EXERCISES TO COMPLETE:
• 1. Transcribe the part of the Django 1.11 rollout plan below that opens with the words containing "Django 1.11 rollout/rollback" and closes with "the second time.".
• 2. In the Django 1.11 rollout plan below, to what type is the username column expanded in advance?
• 3. Decide whether each statement agrees with the Django 1.11 rollout plan below, and give yes or no with the deciding words quoted from the plan. (a) Running the same ALTER TABLE query twice in a row makes mysql rebuild the table the second time. (b) The new stage-edx-edxapp instance should use the c4.2xlarge instance type. (c) The downtime taken is tied to the 1.11 deployment.

Django 1.11 rollout/rollback plan

Rollout

This plan involves preemptively expanding the username column to varchar(150).   We would not be vulnerable to ungraceful registration failures since usernames larger than 30 characters (let alone 150) will not pass ORM validation anyway.  Downtime taken is uncoupled from the 1.11 deployment.  We have confirmed that Django 1.11 will not validate and fail if the column type is already changed to varchar(150) before migrating.  Also, running the same exact ALTER TABLE query twice in a row does not cause mysql to lock/rebuild the table the second time.

Contacts

AMIs

EnvironmentDjangoAMI ID
stage-edx-edxapp1.10ami-b978a0c4
prod-edx-edxapp1.10ami-d968b0a4
prod-edge-edxapp1.10ami-d1548cac
stage-edx-edxapp1.11ami-1e5a8263
prod-edx-edxapp1.11ami-4c5f8731
prod-edge-edxapp1.11ami-d25981af

Steps:

  • Manually pause all of the following pipelines to prevent automatically running migrations under Django 1.11
    • STAGE_edxapp_M-D
    • PROD_edx_edxapp_M-D
    • PROD_edge_edxapp_M-D
  • Branch off the Django 1.11 branch, and name it "pwnage101/django-1.10-from-rc".  Add a new commit containing a django 1.10 version override:

    git checkout pwnage101/bump-django-to-1.11
    git checkout -b pwnage101/django-1.10-from-rc
    echo 'Django==1.10.8' >requirements/edx/django.txt
    git add requirements/edx/django.txt
    git commit -m 'change django to 1.10 to mitigate 1.11 migration bug' -m 'see https://code.djangoproject.com/ticket/29193'
    git push --set-upstream origin pwnage101/django-1.10-from-rc 
  • Use alton to construct 1.10 AMIs based on each new 1.11 AMI:
    • @alton cut ami for stage-edx-edxapp from stage-edx-edxapp with edx_platform_version=pwnage101/django-1.10-from-rc configuration=72b759b73a6e76b723f7dc403c1d0223bd91c1f0 configuration_secure=92a03ff886760c9f11ac3211397eee1463353eff configuration_internal_version=3b91306e02a45df855b2783313d7a21a971d3a49 using ami-43a15f3e
    • @alton cut ami for prod-edx-edxapp from prod-edx-edxapp with edx_platform_version=pwnage101/django-1.10-from-rc configuration=72b759b73a6e76b723f7dc403c1d0223bd91c1f0 configuration_secure=92a03ff886760c9f11ac3211397eee1463353eff configuration_internal_version=3b91306e02a45df855b2783313d7a21a971d3a49  using ami-43a15f3e
    • @alton cut ami for prod-edge-edxapp from prod-edge-edxapp with edx_platform_version=pwnage101/django-1.10-from-rc configuration=72b759b73a6e76b723f7dc403c1d0223bd91c1f0 configuration_secure=fad8d710d6b9bd5c3f8e1d99c59999110d665689 configuration_internal_version=e22d3c5d08a571030923f49cfd0531a67cfda92b using ami-43a15f3e
  • Merge Django 1.11 version bump and migrations to edx-platform release-candidate
    • use existing branch pwnage101/bump-django-to-1.11
  • Wait for the Django 1.11 AMIs to be built by the pipeline:
  • For stage-edx-edxapp:
    • From the EC2 console, launch a new instance "like" an existing Django 1.8 edxapp worker, but with a few tweaks:
      • make sure to use the same instance type (c4.2xlarge)

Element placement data
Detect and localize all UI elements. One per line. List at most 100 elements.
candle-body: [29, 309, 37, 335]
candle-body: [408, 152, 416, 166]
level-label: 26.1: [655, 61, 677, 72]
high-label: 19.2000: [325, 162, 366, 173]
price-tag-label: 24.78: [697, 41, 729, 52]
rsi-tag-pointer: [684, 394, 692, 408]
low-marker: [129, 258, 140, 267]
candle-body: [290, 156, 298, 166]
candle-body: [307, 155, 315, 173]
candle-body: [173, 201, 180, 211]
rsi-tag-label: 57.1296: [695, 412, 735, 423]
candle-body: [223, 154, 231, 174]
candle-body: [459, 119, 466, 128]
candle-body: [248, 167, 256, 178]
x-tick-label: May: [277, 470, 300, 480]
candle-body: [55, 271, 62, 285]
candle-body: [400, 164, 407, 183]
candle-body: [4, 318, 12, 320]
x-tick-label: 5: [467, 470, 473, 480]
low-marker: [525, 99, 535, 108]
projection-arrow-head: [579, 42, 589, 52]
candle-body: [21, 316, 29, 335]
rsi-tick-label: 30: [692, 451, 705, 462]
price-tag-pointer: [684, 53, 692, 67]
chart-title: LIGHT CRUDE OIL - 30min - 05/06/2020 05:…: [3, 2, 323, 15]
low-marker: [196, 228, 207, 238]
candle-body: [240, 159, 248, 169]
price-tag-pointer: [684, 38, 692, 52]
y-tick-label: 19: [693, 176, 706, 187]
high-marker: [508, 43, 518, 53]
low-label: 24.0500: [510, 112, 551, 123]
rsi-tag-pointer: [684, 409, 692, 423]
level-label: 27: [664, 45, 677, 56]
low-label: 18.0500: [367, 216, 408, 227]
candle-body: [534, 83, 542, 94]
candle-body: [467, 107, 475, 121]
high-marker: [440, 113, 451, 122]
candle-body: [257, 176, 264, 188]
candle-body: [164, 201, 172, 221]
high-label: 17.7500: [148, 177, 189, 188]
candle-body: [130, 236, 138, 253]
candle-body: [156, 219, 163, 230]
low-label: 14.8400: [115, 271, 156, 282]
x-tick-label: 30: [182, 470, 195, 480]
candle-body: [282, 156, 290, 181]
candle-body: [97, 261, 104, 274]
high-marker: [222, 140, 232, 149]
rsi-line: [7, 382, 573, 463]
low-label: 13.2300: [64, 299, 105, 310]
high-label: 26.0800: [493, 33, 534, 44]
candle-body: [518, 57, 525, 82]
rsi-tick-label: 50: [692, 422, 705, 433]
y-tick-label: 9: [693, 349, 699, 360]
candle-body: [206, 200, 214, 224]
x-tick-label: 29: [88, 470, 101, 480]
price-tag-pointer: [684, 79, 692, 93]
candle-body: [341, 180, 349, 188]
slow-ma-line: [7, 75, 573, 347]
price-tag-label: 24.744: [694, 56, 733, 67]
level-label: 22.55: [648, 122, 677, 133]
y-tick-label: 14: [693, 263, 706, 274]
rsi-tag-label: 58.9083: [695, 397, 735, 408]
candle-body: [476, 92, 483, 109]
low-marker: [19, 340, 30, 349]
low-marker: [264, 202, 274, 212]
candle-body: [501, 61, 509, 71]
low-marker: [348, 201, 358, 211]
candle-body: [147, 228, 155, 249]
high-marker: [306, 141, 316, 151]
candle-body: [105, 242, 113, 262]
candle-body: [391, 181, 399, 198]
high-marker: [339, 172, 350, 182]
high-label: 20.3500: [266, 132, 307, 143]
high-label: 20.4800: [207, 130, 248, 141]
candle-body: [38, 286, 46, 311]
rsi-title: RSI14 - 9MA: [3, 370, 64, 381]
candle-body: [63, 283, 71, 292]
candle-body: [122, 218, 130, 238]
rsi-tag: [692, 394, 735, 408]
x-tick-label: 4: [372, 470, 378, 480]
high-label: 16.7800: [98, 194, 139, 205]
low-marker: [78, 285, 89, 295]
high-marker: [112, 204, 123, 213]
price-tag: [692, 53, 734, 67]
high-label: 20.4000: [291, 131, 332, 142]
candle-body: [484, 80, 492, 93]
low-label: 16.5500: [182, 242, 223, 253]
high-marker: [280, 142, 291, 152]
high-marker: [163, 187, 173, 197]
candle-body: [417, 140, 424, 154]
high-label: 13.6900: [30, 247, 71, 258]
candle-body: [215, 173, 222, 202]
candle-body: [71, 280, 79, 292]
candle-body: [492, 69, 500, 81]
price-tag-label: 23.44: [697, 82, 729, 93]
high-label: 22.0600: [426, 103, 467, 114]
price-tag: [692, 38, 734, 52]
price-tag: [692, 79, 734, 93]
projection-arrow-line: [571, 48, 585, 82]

CORRECT ANSWERS:
• 1.
Django 1.11 rollout/rollback plan

Rollout

This plan involves preemptively expanding the username column to varchar(150).   We would not be vulnerable to ungraceful registration failures since usernames larger than 30 characters (let alone 150) will not pass ORM validation anyway.  Downtime taken is uncoupled from the 1.11 deployment.  We have confirmed that Django 1.11 will not validate and fail if the column type is already changed to varchar(150) before migrating.  Also, running the same exact ALTER TABLE query twice in a row does not cause mysql to lock/rebuild the table the second time.

• 2. varchar(150)

• 3.
(a) No: "running the same exact ALTER TABLE query twice in a row does not cause mysql to lock/rebuild the table the second time."
(b) Yes: "make sure to use the same instance type (c4.2xlarge)"
(c) No: "Downtime taken is uncoupled from the 1.11 deployment."